start Data supplied
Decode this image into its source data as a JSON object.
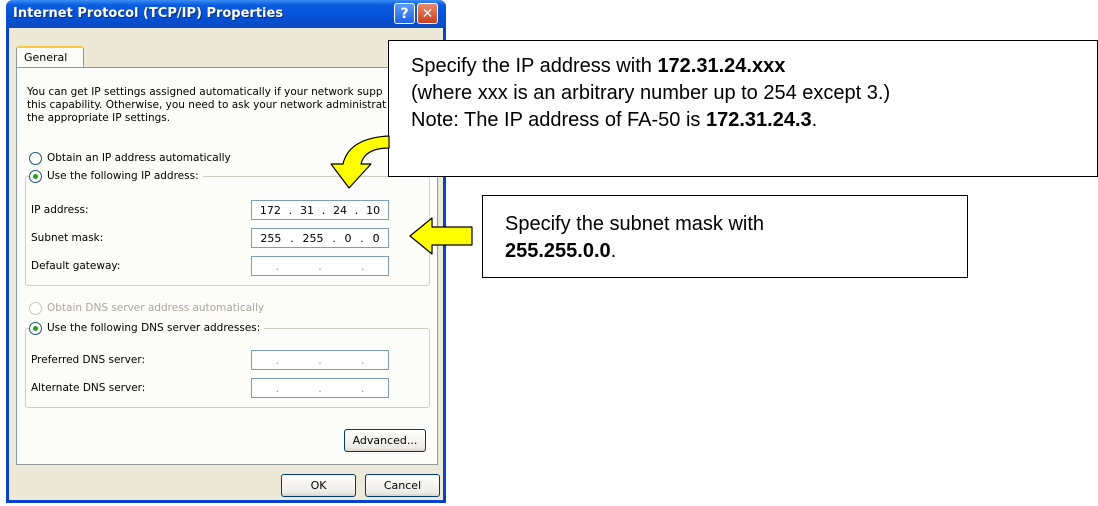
{
  "dialog": {
    "title": "Internet Protocol (TCP/IP) Properties",
    "help_label": "?",
    "close_label": "✕",
    "tab_general": "General",
    "description": "You can get IP settings assigned automatically if your network supp\nthis capability. Otherwise, you need to ask your network administrat\nthe appropriate IP settings.",
    "obtain_ip_auto": "Obtain an IP address automatically",
    "use_following_ip": "Use the following IP address:",
    "ip_address_label": "IP address:",
    "ip_address": [
      "172",
      "31",
      "24",
      "10"
    ],
    "subnet_mask_label": "Subnet mask:",
    "subnet_mask": [
      "255",
      "255",
      "0",
      "0"
    ],
    "default_gateway_label": "Default gateway:",
    "obtain_dns_auto": "Obtain DNS server address automatically",
    "use_following_dns": "Use the following DNS server addresses:",
    "preferred_dns_label": "Preferred DNS server:",
    "alternate_dns_label": "Alternate DNS server:",
    "advanced_button": "Advanced...",
    "ok_button": "OK",
    "cancel_button": "Cancel"
  },
  "callout_ip": {
    "line1_prefix": "Specify the IP address with ",
    "line1_bold": "172.31.24.xxx",
    "line2": "(where xxx is an arbitrary number up to 254 except 3.)",
    "line3_prefix": "Note: The IP address of FA-50 is ",
    "line3_bold": "172.31.24.3",
    "line3_suffix": "."
  },
  "callout_subnet": {
    "line1": "Specify the subnet mask with",
    "line2_bold": "255.255.0.0",
    "line2_suffix": "."
  },
  "colors": {
    "arrow_fill": "#ffff00",
    "titlebar": "#0551d6",
    "dialog_bg": "#ece9d8"
  }
}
end Data supplied
### [Stated goal]
Return all lines containing the word "server".

### [Task response]
    "obtain_dns_auto": "Obtain DNS server address automatically",
    "use_following_dns": "Use the following DNS server addresses:",
    "preferred_dns_label": "Preferred DNS server:",
    "alternate_dns_label": "Alternate DNS server:",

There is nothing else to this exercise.